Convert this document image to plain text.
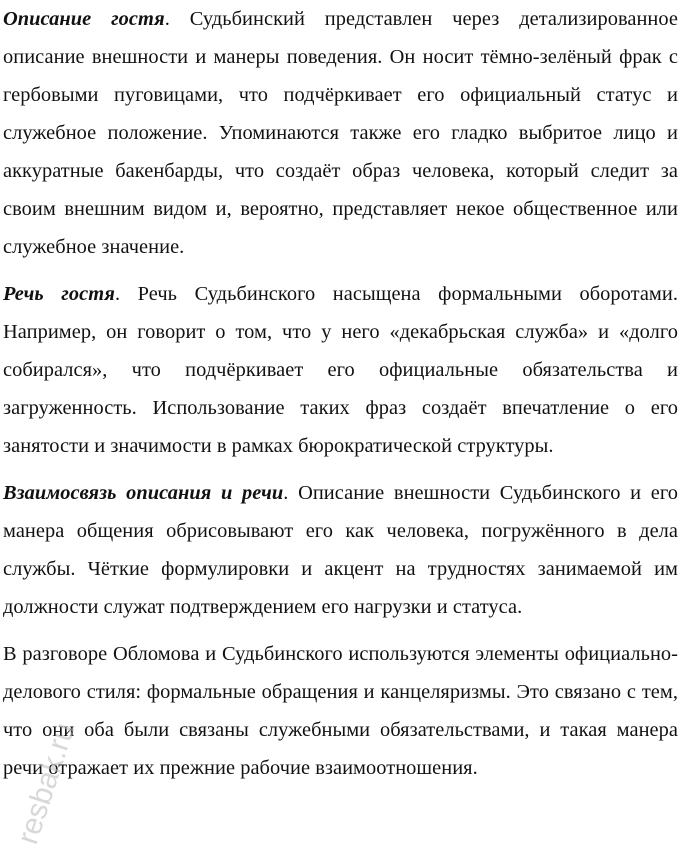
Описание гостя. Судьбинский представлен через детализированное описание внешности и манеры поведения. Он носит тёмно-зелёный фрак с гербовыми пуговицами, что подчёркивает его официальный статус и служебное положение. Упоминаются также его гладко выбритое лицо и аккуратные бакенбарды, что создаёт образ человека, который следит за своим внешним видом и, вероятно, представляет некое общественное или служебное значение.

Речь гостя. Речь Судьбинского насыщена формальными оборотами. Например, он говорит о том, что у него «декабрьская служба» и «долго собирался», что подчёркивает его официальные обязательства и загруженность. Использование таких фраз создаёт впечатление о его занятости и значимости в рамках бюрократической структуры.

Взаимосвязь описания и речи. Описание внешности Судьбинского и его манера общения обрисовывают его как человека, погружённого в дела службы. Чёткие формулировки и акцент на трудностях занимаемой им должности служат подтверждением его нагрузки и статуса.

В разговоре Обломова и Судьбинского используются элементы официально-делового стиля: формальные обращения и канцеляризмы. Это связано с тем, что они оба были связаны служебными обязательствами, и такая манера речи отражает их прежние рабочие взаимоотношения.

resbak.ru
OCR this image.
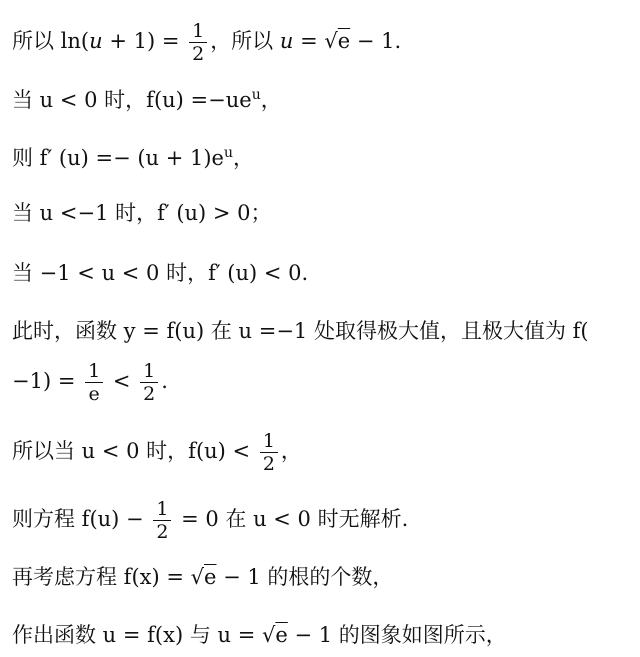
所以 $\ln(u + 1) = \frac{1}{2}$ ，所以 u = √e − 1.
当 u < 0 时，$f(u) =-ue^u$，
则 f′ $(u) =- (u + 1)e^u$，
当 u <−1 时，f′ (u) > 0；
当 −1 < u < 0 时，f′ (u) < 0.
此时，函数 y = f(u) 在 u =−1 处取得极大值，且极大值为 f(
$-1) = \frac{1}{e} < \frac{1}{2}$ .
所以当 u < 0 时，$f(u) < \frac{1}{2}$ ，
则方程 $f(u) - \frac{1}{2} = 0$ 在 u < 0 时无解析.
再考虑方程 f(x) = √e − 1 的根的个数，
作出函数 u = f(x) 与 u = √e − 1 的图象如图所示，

Goal: Write out exactly the lines from the one that contains "OCR this image." through the last line of the data above, both included. Leave every picture out.

Written solution:
OCR this image.
所以 $\ln(u + 1) = \frac{1}{2}$ ，所以 u = √e − 1.
当 u < 0 时，$f(u) =-ue^u$，
则 f′ $(u) =- (u + 1)e^u$，
当 u <−1 时，f′ (u) > 0；
当 −1 < u < 0 时，f′ (u) < 0.
此时，函数 y = f(u) 在 u =−1 处取得极大值，且极大值为 f(
$-1) = \frac{1}{e} < \frac{1}{2}$ .
所以当 u < 0 时，$f(u) < \frac{1}{2}$ ，
则方程 $f(u) - \frac{1}{2} = 0$ 在 u < 0 时无解析.
再考虑方程 f(x) = √e − 1 的根的个数，
作出函数 u = f(x) 与 u = √e − 1 的图象如图所示，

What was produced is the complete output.